*Required task*. List each line in which the string "JSON" appears.

*Data for the task*.
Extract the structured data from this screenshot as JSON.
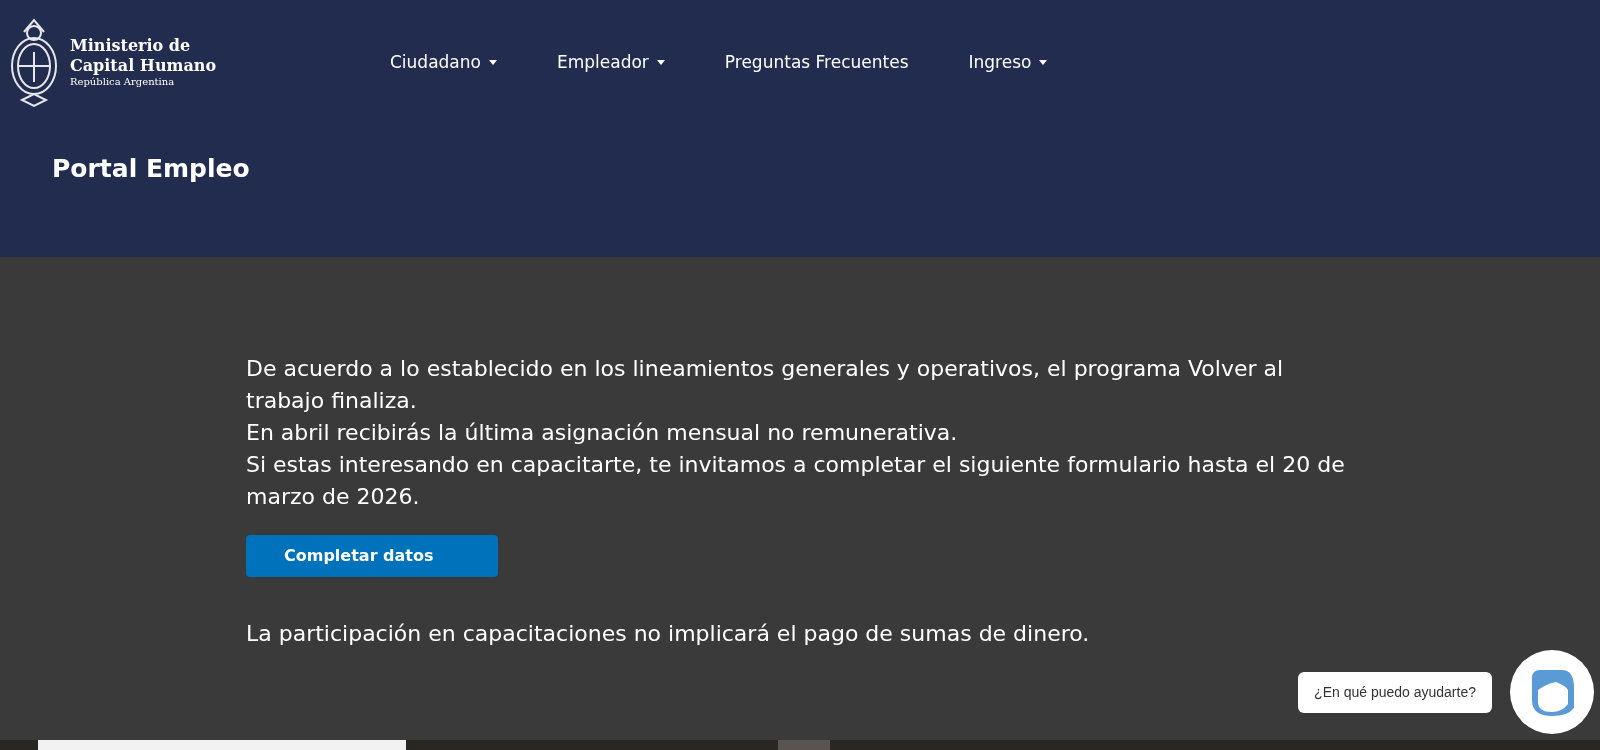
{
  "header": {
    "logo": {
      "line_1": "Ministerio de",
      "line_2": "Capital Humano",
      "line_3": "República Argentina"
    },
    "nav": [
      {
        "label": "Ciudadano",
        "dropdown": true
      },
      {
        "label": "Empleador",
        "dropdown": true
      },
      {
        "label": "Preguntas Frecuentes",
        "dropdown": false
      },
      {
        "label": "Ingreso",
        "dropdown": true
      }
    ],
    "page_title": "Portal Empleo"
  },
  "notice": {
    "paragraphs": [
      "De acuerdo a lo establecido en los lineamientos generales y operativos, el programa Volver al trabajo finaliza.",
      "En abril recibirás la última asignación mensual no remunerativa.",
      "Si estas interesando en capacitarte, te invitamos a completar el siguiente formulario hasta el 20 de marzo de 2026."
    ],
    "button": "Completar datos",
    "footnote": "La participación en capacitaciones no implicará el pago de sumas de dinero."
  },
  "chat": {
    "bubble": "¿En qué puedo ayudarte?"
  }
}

...

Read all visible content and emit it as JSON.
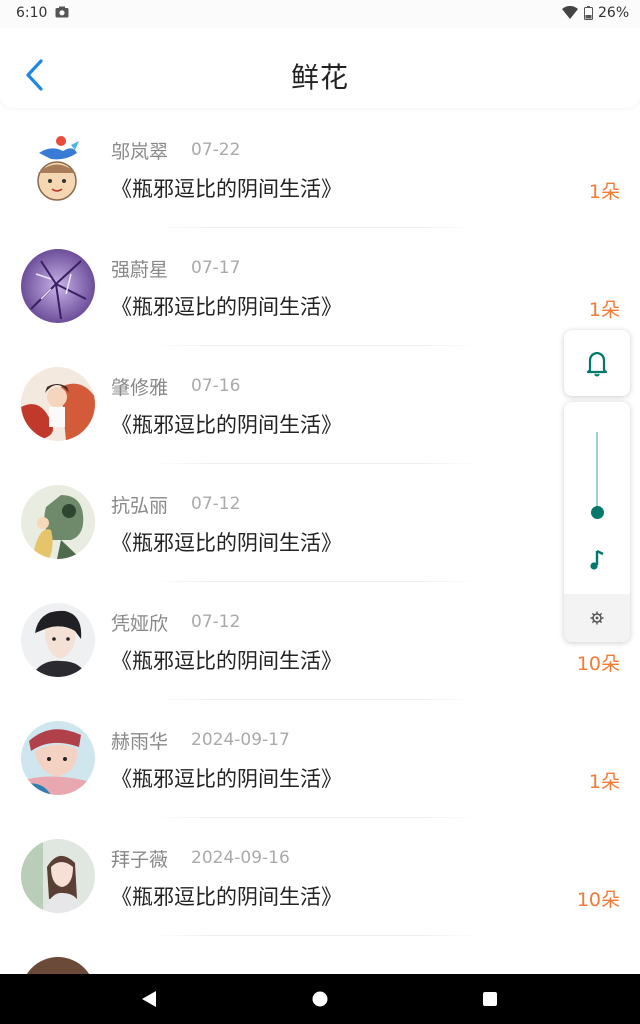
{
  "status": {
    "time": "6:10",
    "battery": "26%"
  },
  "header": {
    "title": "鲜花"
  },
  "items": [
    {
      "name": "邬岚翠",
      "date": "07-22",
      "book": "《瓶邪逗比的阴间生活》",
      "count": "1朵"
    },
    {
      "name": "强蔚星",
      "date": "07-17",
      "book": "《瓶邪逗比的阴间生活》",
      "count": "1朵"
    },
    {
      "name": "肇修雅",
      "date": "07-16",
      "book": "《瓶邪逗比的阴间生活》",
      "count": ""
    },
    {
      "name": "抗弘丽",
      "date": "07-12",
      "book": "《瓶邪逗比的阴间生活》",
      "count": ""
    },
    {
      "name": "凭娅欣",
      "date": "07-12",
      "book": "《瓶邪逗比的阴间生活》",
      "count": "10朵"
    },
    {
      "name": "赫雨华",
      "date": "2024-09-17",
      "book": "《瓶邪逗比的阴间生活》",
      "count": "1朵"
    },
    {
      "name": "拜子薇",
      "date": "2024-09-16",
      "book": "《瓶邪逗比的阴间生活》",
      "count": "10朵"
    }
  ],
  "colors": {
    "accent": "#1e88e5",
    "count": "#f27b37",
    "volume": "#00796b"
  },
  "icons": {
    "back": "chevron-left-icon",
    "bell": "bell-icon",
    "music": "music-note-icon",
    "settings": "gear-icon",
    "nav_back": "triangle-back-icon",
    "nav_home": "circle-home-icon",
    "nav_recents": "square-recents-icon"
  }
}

*Task output*.
Extract the structured data from this screenshot as JSON.
Read all visible content and emit it as JSON.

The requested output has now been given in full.